_Description of the task_:
Copy out all of the material exactly as presented.
— start of Recorded data —
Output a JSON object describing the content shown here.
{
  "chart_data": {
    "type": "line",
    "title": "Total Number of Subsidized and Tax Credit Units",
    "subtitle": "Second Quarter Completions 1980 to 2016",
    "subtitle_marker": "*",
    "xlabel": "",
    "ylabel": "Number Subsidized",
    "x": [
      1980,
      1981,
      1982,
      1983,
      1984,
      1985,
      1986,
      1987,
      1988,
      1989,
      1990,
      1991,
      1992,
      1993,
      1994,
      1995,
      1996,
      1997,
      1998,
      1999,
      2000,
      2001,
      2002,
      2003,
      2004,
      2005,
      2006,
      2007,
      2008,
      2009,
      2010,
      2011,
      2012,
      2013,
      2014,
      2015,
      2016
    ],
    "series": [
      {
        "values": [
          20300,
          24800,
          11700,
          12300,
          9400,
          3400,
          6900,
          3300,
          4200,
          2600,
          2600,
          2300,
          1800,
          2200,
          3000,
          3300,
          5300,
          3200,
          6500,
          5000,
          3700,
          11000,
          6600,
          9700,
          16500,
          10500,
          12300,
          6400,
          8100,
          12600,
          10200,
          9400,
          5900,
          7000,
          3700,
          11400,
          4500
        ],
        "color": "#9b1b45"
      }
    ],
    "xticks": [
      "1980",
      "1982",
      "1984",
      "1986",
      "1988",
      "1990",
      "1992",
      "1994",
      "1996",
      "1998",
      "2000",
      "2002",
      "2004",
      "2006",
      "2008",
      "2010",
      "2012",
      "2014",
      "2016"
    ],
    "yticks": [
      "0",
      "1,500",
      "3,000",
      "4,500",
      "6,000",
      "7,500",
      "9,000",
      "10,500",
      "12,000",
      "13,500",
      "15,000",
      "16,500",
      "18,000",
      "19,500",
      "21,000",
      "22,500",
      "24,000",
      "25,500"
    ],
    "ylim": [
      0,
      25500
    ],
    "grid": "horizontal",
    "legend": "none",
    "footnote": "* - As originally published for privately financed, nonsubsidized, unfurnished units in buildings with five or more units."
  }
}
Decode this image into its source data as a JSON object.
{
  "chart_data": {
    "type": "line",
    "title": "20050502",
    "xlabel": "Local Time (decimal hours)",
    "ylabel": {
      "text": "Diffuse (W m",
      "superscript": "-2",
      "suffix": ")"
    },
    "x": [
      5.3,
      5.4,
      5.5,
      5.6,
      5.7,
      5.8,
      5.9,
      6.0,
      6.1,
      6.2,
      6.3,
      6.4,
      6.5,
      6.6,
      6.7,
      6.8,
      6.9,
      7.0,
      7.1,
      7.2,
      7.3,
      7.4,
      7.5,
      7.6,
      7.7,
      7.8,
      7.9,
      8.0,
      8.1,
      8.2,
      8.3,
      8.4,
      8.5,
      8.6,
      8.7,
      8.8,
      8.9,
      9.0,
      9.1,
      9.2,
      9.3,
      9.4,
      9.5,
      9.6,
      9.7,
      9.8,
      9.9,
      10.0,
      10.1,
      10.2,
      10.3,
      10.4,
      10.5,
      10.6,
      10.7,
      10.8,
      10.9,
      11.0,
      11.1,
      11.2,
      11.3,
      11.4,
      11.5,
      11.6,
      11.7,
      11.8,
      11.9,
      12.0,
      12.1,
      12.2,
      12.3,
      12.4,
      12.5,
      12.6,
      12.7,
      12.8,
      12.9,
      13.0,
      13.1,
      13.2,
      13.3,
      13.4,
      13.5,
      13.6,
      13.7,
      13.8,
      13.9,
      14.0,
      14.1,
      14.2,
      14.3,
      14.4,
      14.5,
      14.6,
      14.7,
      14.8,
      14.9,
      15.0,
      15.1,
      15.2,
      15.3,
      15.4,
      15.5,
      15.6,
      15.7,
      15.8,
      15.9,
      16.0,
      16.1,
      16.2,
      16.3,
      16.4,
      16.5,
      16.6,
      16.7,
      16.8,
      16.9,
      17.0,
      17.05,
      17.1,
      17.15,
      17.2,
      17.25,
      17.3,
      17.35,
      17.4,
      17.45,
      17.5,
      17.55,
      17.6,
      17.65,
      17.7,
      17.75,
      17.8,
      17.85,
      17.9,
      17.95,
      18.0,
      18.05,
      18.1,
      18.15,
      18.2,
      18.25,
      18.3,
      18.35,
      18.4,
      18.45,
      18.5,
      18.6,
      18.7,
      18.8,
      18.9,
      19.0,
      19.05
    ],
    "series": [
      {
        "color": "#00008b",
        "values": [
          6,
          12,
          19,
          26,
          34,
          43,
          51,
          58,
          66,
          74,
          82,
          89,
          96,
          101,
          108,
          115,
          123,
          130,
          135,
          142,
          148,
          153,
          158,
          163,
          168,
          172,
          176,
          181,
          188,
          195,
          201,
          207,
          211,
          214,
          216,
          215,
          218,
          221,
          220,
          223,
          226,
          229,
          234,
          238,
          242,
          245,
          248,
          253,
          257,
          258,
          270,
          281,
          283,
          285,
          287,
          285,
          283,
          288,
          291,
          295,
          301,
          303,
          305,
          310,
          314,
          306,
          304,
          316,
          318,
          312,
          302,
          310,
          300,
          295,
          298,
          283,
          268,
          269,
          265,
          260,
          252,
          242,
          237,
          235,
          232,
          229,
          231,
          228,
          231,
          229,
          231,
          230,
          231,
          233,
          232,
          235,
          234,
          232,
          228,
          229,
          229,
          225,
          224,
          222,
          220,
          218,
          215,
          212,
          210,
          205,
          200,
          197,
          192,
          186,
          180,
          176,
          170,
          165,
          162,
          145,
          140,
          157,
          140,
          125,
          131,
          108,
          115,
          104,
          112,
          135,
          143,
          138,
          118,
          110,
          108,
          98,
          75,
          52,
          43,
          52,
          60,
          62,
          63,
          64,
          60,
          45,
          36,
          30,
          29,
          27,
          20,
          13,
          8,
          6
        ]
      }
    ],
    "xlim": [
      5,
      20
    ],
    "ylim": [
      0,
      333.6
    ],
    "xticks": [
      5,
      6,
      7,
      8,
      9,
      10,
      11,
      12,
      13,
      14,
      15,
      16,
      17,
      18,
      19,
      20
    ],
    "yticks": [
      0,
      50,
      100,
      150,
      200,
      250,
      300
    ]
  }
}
— end of Recorded data —
_Solution below_:
Output a JSON object describing the content shown here.
{
  "chart_data": {
    "type": "line",
    "title": "Total Number of Subsidized and Tax Credit Units",
    "subtitle": "Second Quarter Completions 1980 to 2016",
    "subtitle_marker": "*",
    "xlabel": "",
    "ylabel": "Number Subsidized",
    "x": [
      1980,
      1981,
      1982,
      1983,
      1984,
      1985,
      1986,
      1987,
      1988,
      1989,
      1990,
      1991,
      1992,
      1993,
      1994,
      1995,
      1996,
      1997,
      1998,
      1999,
      2000,
      2001,
      2002,
      2003,
      2004,
      2005,
      2006,
      2007,
      2008,
      2009,
      2010,
      2011,
      2012,
      2013,
      2014,
      2015,
      2016
    ],
    "series": [
      {
        "values": [
          20300,
          24800,
          11700,
          12300,
          9400,
          3400,
          6900,
          3300,
          4200,
          2600,
          2600,
          2300,
          1800,
          2200,
          3000,
          3300,
          5300,
          3200,
          6500,
          5000,
          3700,
          11000,
          6600,
          9700,
          16500,
          10500,
          12300,
          6400,
          8100,
          12600,
          10200,
          9400,
          5900,
          7000,
          3700,
          11400,
          4500
        ],
        "color": "#9b1b45"
      }
    ],
    "xticks": [
      "1980",
      "1982",
      "1984",
      "1986",
      "1988",
      "1990",
      "1992",
      "1994",
      "1996",
      "1998",
      "2000",
      "2002",
      "2004",
      "2006",
      "2008",
      "2010",
      "2012",
      "2014",
      "2016"
    ],
    "yticks": [
      "0",
      "1,500",
      "3,000",
      "4,500",
      "6,000",
      "7,500",
      "9,000",
      "10,500",
      "12,000",
      "13,500",
      "15,000",
      "16,500",
      "18,000",
      "19,500",
      "21,000",
      "22,500",
      "24,000",
      "25,500"
    ],
    "ylim": [
      0,
      25500
    ],
    "grid": "horizontal",
    "legend": "none",
    "footnote": "* - As originally published for privately financed, nonsubsidized, unfurnished units in buildings with five or more units."
  }
}
Decode this image into its source data as a JSON object.
{
  "chart_data": {
    "type": "line",
    "title": "20050502",
    "xlabel": "Local Time (decimal hours)",
    "ylabel": {
      "text": "Diffuse (W m",
      "superscript": "-2",
      "suffix": ")"
    },
    "x": [
      5.3,
      5.4,
      5.5,
      5.6,
      5.7,
      5.8,
      5.9,
      6.0,
      6.1,
      6.2,
      6.3,
      6.4,
      6.5,
      6.6,
      6.7,
      6.8,
      6.9,
      7.0,
      7.1,
      7.2,
      7.3,
      7.4,
      7.5,
      7.6,
      7.7,
      7.8,
      7.9,
      8.0,
      8.1,
      8.2,
      8.3,
      8.4,
      8.5,
      8.6,
      8.7,
      8.8,
      8.9,
      9.0,
      9.1,
      9.2,
      9.3,
      9.4,
      9.5,
      9.6,
      9.7,
      9.8,
      9.9,
      10.0,
      10.1,
      10.2,
      10.3,
      10.4,
      10.5,
      10.6,
      10.7,
      10.8,
      10.9,
      11.0,
      11.1,
      11.2,
      11.3,
      11.4,
      11.5,
      11.6,
      11.7,
      11.8,
      11.9,
      12.0,
      12.1,
      12.2,
      12.3,
      12.4,
      12.5,
      12.6,
      12.7,
      12.8,
      12.9,
      13.0,
      13.1,
      13.2,
      13.3,
      13.4,
      13.5,
      13.6,
      13.7,
      13.8,
      13.9,
      14.0,
      14.1,
      14.2,
      14.3,
      14.4,
      14.5,
      14.6,
      14.7,
      14.8,
      14.9,
      15.0,
      15.1,
      15.2,
      15.3,
      15.4,
      15.5,
      15.6,
      15.7,
      15.8,
      15.9,
      16.0,
      16.1,
      16.2,
      16.3,
      16.4,
      16.5,
      16.6,
      16.7,
      16.8,
      16.9,
      17.0,
      17.05,
      17.1,
      17.15,
      17.2,
      17.25,
      17.3,
      17.35,
      17.4,
      17.45,
      17.5,
      17.55,
      17.6,
      17.65,
      17.7,
      17.75,
      17.8,
      17.85,
      17.9,
      17.95,
      18.0,
      18.05,
      18.1,
      18.15,
      18.2,
      18.25,
      18.3,
      18.35,
      18.4,
      18.45,
      18.5,
      18.6,
      18.7,
      18.8,
      18.9,
      19.0,
      19.05
    ],
    "series": [
      {
        "color": "#00008b",
        "values": [
          6,
          12,
          19,
          26,
          34,
          43,
          51,
          58,
          66,
          74,
          82,
          89,
          96,
          101,
          108,
          115,
          123,
          130,
          135,
          142,
          148,
          153,
          158,
          163,
          168,
          172,
          176,
          181,
          188,
          195,
          201,
          207,
          211,
          214,
          216,
          215,
          218,
          221,
          220,
          223,
          226,
          229,
          234,
          238,
          242,
          245,
          248,
          253,
          257,
          258,
          270,
          281,
          283,
          285,
          287,
          285,
          283,
          288,
          291,
          295,
          301,
          303,
          305,
          310,
          314,
          306,
          304,
          316,
          318,
          312,
          302,
          310,
          300,
          295,
          298,
          283,
          268,
          269,
          265,
          260,
          252,
          242,
          237,
          235,
          232,
          229,
          231,
          228,
          231,
          229,
          231,
          230,
          231,
          233,
          232,
          235,
          234,
          232,
          228,
          229,
          229,
          225,
          224,
          222,
          220,
          218,
          215,
          212,
          210,
          205,
          200,
          197,
          192,
          186,
          180,
          176,
          170,
          165,
          162,
          145,
          140,
          157,
          140,
          125,
          131,
          108,
          115,
          104,
          112,
          135,
          143,
          138,
          118,
          110,
          108,
          98,
          75,
          52,
          43,
          52,
          60,
          62,
          63,
          64,
          60,
          45,
          36,
          30,
          29,
          27,
          20,
          13,
          8,
          6
        ]
      }
    ],
    "xlim": [
      5,
      20
    ],
    "ylim": [
      0,
      333.6
    ],
    "xticks": [
      5,
      6,
      7,
      8,
      9,
      10,
      11,
      12,
      13,
      14,
      15,
      16,
      17,
      18,
      19,
      20
    ],
    "yticks": [
      0,
      50,
      100,
      150,
      200,
      250,
      300
    ]
  }
}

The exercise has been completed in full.